:: Material provided ::
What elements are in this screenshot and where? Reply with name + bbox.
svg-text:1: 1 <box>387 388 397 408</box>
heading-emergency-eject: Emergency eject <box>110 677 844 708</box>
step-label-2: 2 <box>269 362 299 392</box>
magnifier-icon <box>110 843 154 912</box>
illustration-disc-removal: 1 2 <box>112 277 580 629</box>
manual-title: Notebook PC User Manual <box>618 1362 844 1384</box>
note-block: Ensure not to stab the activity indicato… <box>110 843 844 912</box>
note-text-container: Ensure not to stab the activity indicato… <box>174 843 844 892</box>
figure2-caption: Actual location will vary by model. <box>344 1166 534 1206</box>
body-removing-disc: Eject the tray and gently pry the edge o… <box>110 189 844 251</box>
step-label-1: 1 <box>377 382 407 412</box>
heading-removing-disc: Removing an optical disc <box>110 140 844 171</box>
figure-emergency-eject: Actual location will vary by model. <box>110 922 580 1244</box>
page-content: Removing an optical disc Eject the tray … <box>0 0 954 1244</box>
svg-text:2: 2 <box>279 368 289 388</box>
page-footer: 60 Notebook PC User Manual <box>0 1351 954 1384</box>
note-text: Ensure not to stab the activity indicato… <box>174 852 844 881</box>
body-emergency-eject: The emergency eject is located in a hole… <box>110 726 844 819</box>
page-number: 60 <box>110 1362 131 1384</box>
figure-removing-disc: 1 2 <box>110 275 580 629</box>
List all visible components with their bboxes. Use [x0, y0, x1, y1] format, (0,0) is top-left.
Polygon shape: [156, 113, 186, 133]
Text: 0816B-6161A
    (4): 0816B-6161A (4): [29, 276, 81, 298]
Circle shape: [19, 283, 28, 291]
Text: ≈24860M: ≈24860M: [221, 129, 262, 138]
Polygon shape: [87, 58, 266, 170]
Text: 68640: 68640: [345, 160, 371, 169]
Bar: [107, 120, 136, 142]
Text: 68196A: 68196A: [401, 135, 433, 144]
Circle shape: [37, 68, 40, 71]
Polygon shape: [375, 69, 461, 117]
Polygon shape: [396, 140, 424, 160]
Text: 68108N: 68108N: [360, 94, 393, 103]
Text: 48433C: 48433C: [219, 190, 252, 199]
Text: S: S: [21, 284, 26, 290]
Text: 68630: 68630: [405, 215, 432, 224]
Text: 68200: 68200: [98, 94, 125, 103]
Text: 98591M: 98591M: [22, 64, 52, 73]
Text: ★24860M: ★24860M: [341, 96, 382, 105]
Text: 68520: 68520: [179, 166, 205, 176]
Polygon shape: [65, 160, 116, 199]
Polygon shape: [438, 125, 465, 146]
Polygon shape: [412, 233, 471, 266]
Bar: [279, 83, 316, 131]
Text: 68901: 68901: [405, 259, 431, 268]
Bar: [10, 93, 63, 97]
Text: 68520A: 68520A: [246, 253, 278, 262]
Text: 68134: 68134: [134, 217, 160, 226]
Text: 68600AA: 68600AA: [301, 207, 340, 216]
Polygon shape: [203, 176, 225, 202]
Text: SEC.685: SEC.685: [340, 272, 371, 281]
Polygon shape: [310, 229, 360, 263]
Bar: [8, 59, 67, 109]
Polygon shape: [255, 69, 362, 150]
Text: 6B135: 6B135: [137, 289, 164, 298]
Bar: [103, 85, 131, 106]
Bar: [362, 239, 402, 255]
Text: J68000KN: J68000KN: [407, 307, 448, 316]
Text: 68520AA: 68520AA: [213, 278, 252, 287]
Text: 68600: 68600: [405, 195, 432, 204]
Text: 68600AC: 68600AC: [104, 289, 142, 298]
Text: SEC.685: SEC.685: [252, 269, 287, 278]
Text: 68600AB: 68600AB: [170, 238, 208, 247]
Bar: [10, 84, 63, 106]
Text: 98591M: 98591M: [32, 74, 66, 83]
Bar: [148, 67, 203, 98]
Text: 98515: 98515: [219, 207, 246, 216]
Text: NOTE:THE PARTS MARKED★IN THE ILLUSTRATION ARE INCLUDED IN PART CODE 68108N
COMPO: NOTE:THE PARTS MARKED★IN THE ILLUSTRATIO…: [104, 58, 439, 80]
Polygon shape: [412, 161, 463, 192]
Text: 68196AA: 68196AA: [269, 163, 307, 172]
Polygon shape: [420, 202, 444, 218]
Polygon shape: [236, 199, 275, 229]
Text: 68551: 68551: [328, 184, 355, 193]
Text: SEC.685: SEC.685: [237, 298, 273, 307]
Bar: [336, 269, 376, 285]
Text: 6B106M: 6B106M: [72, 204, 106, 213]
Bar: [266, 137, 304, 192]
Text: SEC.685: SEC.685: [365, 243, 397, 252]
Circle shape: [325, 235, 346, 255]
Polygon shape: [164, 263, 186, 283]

:: Instructions for the task ::
Reproduce the data above, substituting "Polygon outline" for every occurrence of "Polygon shape" and leaving everything else unchanged.

:: The reply ::
What elements are in this screenshot and where? Reply with name + bbox.
svg-text:1: 1 <box>387 388 397 408</box>
heading-emergency-eject: Emergency eject <box>110 677 844 708</box>
step-label-2: 2 <box>269 362 299 392</box>
magnifier-icon <box>110 843 154 912</box>
illustration-disc-removal: 1 2 <box>112 277 580 629</box>
manual-title: Notebook PC User Manual <box>618 1362 844 1384</box>
note-block: Ensure not to stab the activity indicato… <box>110 843 844 912</box>
note-text-container: Ensure not to stab the activity indicato… <box>174 843 844 892</box>
figure2-caption: Actual location will vary by model. <box>344 1166 534 1206</box>
body-removing-disc: Eject the tray and gently pry the edge o… <box>110 189 844 251</box>
step-label-1: 1 <box>377 382 407 412</box>
heading-removing-disc: Removing an optical disc <box>110 140 844 171</box>
figure-emergency-eject: Actual location will vary by model. <box>110 922 580 1244</box>
page-content: Removing an optical disc Eject the tray … <box>0 0 954 1244</box>
svg-text:2: 2 <box>279 368 289 388</box>
page-footer: 60 Notebook PC User Manual <box>0 1351 954 1384</box>
note-text: Ensure not to stab the activity indicato… <box>174 852 844 881</box>
body-emergency-eject: The emergency eject is located in a hole… <box>110 726 844 819</box>
page-number: 60 <box>110 1362 131 1384</box>
figure-removing-disc: 1 2 <box>110 275 580 629</box>
List all visible components with their bboxes. Use [x0, y0, x1, y1] format, (0,0) is top-left.
Polygon outline: [156, 113, 186, 133]
Text: 0816B-6161A
    (4): 0816B-6161A (4): [29, 276, 81, 298]
Circle shape: [19, 283, 28, 291]
Text: ≈24860M: ≈24860M: [221, 129, 262, 138]
Polygon outline: [87, 58, 266, 170]
Text: 68640: 68640: [345, 160, 371, 169]
Bar: [107, 120, 136, 142]
Text: 68196A: 68196A: [401, 135, 433, 144]
Circle shape: [37, 68, 40, 71]
Polygon outline: [375, 69, 461, 117]
Polygon outline: [396, 140, 424, 160]
Text: 68108N: 68108N: [360, 94, 393, 103]
Text: 48433C: 48433C: [219, 190, 252, 199]
Text: S: S: [21, 284, 26, 290]
Text: 68630: 68630: [405, 215, 432, 224]
Text: 68200: 68200: [98, 94, 125, 103]
Text: 98591M: 98591M: [22, 64, 52, 73]
Text: ★24860M: ★24860M: [341, 96, 382, 105]
Text: 68520: 68520: [179, 166, 205, 176]
Polygon outline: [65, 160, 116, 199]
Polygon outline: [438, 125, 465, 146]
Polygon outline: [412, 233, 471, 266]
Bar: [279, 83, 316, 131]
Text: 68901: 68901: [405, 259, 431, 268]
Bar: [10, 93, 63, 97]
Text: 68520A: 68520A: [246, 253, 278, 262]
Text: 68134: 68134: [134, 217, 160, 226]
Text: 68600AA: 68600AA: [301, 207, 340, 216]
Polygon outline: [203, 176, 225, 202]
Text: SEC.685: SEC.685: [340, 272, 371, 281]
Polygon outline: [310, 229, 360, 263]
Bar: [8, 59, 67, 109]
Polygon outline: [255, 69, 362, 150]
Text: 6B135: 6B135: [137, 289, 164, 298]
Bar: [103, 85, 131, 106]
Bar: [362, 239, 402, 255]
Text: J68000KN: J68000KN: [407, 307, 448, 316]
Text: 68520AA: 68520AA: [213, 278, 252, 287]
Text: 68600: 68600: [405, 195, 432, 204]
Text: 68600AC: 68600AC: [104, 289, 142, 298]
Text: SEC.685: SEC.685: [252, 269, 287, 278]
Text: 68600AB: 68600AB: [170, 238, 208, 247]
Bar: [10, 84, 63, 106]
Text: 98591M: 98591M: [32, 74, 66, 83]
Bar: [148, 67, 203, 98]
Text: 98515: 98515: [219, 207, 246, 216]
Text: NOTE:THE PARTS MARKED★IN THE ILLUSTRATION ARE INCLUDED IN PART CODE 68108N
COMPO: NOTE:THE PARTS MARKED★IN THE ILLUSTRATIO…: [104, 58, 439, 80]
Polygon outline: [412, 161, 463, 192]
Text: 68196AA: 68196AA: [269, 163, 307, 172]
Polygon outline: [420, 202, 444, 218]
Polygon outline: [236, 199, 275, 229]
Text: 68551: 68551: [328, 184, 355, 193]
Text: SEC.685: SEC.685: [237, 298, 273, 307]
Bar: [336, 269, 376, 285]
Text: 6B106M: 6B106M: [72, 204, 106, 213]
Bar: [266, 137, 304, 192]
Text: SEC.685: SEC.685: [365, 243, 397, 252]
Circle shape: [325, 235, 346, 255]
Polygon outline: [164, 263, 186, 283]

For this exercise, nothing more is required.